- [Given problem]:
Only a number is required: how many lines of the material contain the word "treba"?

- [Records for the task]:
—————

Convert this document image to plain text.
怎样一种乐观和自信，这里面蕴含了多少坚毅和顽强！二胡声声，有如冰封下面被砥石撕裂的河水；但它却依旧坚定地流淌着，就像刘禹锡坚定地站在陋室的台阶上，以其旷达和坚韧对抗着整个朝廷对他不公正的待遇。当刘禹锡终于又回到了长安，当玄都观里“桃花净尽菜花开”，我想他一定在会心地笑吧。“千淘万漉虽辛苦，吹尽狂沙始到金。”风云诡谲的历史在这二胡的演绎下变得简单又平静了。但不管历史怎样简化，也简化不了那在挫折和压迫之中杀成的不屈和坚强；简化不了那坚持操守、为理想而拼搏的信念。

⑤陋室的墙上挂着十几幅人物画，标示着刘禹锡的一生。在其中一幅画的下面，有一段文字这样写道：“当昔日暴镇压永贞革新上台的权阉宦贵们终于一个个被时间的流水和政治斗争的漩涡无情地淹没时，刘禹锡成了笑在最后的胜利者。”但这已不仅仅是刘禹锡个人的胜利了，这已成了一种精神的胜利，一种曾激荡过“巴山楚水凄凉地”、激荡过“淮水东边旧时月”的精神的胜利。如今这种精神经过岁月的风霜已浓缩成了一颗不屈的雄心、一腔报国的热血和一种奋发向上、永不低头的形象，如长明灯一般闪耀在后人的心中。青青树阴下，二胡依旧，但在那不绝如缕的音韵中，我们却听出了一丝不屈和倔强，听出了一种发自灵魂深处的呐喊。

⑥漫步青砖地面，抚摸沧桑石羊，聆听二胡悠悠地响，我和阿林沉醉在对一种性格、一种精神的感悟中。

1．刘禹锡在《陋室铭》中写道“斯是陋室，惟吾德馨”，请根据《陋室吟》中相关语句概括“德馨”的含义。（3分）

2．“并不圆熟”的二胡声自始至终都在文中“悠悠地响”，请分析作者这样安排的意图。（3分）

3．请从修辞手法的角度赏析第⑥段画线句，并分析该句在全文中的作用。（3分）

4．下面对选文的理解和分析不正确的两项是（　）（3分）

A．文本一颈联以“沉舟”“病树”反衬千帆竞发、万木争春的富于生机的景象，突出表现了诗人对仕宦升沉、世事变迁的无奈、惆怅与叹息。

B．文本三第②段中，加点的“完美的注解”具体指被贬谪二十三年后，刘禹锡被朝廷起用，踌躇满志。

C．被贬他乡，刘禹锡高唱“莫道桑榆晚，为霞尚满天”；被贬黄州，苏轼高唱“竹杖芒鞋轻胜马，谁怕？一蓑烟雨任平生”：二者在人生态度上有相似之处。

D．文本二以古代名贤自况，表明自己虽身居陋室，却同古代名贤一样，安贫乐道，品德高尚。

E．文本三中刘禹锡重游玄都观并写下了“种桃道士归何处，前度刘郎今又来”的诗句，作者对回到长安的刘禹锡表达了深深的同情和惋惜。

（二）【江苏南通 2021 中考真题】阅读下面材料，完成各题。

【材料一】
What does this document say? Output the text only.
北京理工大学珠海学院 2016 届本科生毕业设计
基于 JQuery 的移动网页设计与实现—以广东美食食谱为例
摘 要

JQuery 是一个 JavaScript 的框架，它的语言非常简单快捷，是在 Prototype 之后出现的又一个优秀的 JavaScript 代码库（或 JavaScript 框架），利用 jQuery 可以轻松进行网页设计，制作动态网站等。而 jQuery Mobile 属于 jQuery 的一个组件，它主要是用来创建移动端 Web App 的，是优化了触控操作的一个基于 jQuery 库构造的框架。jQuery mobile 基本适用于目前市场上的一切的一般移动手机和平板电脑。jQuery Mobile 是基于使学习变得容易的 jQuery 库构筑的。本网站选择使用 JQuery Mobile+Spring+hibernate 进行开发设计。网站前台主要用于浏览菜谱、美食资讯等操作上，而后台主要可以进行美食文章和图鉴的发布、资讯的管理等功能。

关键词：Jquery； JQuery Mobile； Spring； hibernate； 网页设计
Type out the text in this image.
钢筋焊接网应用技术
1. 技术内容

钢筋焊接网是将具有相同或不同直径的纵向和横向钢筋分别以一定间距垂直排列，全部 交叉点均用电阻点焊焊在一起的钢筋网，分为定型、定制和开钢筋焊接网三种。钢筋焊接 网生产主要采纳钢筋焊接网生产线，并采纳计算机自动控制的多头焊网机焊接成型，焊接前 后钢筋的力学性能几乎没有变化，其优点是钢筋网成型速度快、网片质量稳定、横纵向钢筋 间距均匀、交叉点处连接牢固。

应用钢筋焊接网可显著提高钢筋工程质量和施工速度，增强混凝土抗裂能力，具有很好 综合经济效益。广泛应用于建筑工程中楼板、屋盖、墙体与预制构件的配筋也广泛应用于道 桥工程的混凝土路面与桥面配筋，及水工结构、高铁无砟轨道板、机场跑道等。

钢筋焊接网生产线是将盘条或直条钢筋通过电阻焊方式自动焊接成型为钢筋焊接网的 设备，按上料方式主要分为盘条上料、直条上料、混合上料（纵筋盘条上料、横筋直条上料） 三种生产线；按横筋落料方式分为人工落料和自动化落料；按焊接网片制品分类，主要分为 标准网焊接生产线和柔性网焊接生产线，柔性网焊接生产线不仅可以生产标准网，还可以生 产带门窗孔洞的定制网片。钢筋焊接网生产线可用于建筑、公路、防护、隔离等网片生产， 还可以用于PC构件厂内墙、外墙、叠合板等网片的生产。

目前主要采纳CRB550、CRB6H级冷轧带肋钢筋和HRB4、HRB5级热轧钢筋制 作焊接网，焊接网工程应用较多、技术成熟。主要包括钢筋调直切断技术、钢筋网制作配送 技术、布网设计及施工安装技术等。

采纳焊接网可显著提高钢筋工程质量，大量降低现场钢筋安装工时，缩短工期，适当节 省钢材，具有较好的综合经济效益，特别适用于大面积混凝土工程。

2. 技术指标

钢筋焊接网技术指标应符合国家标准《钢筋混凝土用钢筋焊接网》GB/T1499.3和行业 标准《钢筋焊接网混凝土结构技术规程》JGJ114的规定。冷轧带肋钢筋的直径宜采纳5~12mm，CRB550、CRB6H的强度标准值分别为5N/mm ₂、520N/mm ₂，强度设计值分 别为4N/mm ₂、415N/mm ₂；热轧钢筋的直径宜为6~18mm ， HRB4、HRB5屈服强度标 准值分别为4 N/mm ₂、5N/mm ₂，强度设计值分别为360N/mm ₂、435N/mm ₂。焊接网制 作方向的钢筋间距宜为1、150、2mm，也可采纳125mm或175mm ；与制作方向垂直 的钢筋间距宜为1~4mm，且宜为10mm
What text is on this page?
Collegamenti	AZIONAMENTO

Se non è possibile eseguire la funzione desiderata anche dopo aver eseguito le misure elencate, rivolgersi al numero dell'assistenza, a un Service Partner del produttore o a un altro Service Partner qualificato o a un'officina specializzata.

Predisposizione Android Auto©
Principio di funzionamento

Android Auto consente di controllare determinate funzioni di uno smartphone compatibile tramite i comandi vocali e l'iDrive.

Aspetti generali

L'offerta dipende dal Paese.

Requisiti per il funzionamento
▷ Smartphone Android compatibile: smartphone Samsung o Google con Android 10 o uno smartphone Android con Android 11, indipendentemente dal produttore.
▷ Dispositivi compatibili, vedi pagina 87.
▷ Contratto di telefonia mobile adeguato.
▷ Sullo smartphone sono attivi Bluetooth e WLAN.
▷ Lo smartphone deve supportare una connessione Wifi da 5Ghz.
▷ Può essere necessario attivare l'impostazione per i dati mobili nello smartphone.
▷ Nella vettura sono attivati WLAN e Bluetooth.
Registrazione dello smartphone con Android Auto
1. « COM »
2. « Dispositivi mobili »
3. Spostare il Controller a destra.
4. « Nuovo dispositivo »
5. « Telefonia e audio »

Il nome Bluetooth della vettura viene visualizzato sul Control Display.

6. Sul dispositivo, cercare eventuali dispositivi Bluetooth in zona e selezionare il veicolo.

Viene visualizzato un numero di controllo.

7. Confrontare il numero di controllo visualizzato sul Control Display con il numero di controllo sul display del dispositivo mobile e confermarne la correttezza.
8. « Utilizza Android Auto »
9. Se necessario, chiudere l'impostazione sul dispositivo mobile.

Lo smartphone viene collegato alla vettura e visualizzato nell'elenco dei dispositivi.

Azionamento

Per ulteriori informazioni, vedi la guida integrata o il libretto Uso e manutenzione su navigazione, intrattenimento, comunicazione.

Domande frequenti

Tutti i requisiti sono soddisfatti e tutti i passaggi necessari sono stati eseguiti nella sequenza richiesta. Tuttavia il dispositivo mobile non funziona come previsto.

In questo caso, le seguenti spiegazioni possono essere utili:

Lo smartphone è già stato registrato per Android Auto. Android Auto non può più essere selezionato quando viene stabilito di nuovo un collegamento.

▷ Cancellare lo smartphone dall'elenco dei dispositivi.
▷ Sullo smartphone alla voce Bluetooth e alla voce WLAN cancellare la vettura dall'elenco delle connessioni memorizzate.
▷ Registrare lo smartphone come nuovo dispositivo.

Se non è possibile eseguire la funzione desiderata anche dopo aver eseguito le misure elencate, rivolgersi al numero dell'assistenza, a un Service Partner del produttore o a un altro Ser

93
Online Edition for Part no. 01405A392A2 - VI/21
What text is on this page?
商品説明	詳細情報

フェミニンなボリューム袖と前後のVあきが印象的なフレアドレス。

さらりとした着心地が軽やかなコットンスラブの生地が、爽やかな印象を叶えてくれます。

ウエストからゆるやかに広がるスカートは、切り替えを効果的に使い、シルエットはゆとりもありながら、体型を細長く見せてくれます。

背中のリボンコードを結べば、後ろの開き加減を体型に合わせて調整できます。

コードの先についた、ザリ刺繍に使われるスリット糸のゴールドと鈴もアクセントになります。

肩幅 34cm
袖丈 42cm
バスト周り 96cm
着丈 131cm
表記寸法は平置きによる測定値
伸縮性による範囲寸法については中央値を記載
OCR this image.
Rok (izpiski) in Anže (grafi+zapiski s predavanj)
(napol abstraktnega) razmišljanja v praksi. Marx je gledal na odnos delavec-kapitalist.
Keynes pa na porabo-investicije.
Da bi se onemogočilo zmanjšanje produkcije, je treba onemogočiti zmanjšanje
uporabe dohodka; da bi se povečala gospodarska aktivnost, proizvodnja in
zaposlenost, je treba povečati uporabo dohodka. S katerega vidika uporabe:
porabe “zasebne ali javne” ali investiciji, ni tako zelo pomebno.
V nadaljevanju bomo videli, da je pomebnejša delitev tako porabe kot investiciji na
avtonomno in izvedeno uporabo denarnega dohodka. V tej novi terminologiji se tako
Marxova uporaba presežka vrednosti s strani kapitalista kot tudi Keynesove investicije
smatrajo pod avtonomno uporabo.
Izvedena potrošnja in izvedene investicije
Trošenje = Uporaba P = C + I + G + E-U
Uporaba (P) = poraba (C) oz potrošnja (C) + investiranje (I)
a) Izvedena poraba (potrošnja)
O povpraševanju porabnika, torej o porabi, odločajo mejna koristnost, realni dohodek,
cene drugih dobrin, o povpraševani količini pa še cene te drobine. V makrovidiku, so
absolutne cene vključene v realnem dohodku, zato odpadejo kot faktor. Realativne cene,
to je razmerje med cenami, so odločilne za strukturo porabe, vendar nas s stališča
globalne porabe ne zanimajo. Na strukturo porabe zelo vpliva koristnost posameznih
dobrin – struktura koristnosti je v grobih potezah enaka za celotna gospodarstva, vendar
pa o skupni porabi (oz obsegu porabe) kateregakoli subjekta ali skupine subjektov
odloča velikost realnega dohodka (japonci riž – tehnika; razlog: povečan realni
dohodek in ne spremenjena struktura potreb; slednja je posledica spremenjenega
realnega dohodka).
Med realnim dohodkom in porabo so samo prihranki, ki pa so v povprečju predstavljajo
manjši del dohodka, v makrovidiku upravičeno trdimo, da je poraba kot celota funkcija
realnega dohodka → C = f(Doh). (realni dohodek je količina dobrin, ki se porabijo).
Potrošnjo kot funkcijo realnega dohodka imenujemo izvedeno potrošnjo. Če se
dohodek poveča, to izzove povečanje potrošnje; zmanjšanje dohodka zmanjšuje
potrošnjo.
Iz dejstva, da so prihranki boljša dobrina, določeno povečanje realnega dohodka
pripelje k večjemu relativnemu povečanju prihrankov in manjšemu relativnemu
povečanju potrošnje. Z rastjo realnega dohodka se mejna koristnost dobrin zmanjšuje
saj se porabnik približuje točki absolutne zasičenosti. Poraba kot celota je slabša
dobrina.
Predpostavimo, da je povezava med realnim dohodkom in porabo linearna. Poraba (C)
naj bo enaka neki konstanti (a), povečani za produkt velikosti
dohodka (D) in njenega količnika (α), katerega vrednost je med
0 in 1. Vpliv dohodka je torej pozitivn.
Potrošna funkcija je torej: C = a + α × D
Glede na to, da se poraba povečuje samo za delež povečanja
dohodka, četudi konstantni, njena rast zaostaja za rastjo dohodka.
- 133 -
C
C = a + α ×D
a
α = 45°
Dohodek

—————

- [Result of this exercise]:
2